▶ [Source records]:
==================================================
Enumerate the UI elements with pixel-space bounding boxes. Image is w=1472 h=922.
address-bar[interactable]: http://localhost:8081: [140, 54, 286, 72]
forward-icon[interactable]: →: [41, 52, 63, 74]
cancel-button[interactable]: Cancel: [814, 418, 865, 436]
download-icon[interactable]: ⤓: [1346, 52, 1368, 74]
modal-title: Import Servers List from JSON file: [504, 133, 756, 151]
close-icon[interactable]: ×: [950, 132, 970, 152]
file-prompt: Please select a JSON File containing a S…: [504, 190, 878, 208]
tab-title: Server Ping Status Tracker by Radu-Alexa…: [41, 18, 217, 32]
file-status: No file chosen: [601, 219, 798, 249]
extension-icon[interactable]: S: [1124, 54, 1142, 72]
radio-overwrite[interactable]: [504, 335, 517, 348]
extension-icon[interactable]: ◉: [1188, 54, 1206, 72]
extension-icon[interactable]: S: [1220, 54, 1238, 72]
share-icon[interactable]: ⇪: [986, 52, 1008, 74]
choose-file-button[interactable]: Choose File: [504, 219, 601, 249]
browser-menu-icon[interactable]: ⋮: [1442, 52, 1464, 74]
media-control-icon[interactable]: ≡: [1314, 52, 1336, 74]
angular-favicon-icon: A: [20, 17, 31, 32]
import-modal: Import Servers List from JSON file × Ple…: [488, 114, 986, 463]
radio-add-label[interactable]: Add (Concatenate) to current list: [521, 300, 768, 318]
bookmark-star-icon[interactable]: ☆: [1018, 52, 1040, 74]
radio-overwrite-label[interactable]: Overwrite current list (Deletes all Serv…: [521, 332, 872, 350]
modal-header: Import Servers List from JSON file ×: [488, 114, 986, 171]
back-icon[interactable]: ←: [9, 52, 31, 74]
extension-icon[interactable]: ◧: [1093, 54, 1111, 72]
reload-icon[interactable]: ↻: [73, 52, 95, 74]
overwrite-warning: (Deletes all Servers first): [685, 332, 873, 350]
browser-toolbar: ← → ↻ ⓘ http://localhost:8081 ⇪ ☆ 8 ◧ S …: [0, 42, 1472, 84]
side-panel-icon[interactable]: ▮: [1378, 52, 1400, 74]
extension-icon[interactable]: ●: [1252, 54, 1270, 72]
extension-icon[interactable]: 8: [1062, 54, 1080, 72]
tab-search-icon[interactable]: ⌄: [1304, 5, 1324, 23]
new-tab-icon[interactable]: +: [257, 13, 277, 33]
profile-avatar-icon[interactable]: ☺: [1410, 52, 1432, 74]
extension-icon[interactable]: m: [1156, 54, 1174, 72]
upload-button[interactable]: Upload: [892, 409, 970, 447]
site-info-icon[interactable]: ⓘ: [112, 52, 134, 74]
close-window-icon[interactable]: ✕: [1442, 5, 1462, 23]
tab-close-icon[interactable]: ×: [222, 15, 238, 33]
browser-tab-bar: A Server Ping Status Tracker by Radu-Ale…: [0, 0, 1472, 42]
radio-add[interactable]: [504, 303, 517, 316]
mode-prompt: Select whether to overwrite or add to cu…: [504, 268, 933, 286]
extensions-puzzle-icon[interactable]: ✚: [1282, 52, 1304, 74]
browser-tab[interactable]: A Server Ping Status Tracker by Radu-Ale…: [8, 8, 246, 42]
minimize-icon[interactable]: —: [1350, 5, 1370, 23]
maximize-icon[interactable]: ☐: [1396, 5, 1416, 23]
==================================================
▶ [What is expected]: Duplicate the material verbatim from its first line through the line containing "download-icon[interactable]: ⤓: [1346, 52, 1368, 74]", including that line.

▶ [Expected output]:
Enumerate the UI elements with pixel-space bounding boxes. Image is w=1472 h=922.
address-bar[interactable]: http://localhost:8081: [140, 54, 286, 72]
forward-icon[interactable]: →: [41, 52, 63, 74]
cancel-button[interactable]: Cancel: [814, 418, 865, 436]
download-icon[interactable]: ⤓: [1346, 52, 1368, 74]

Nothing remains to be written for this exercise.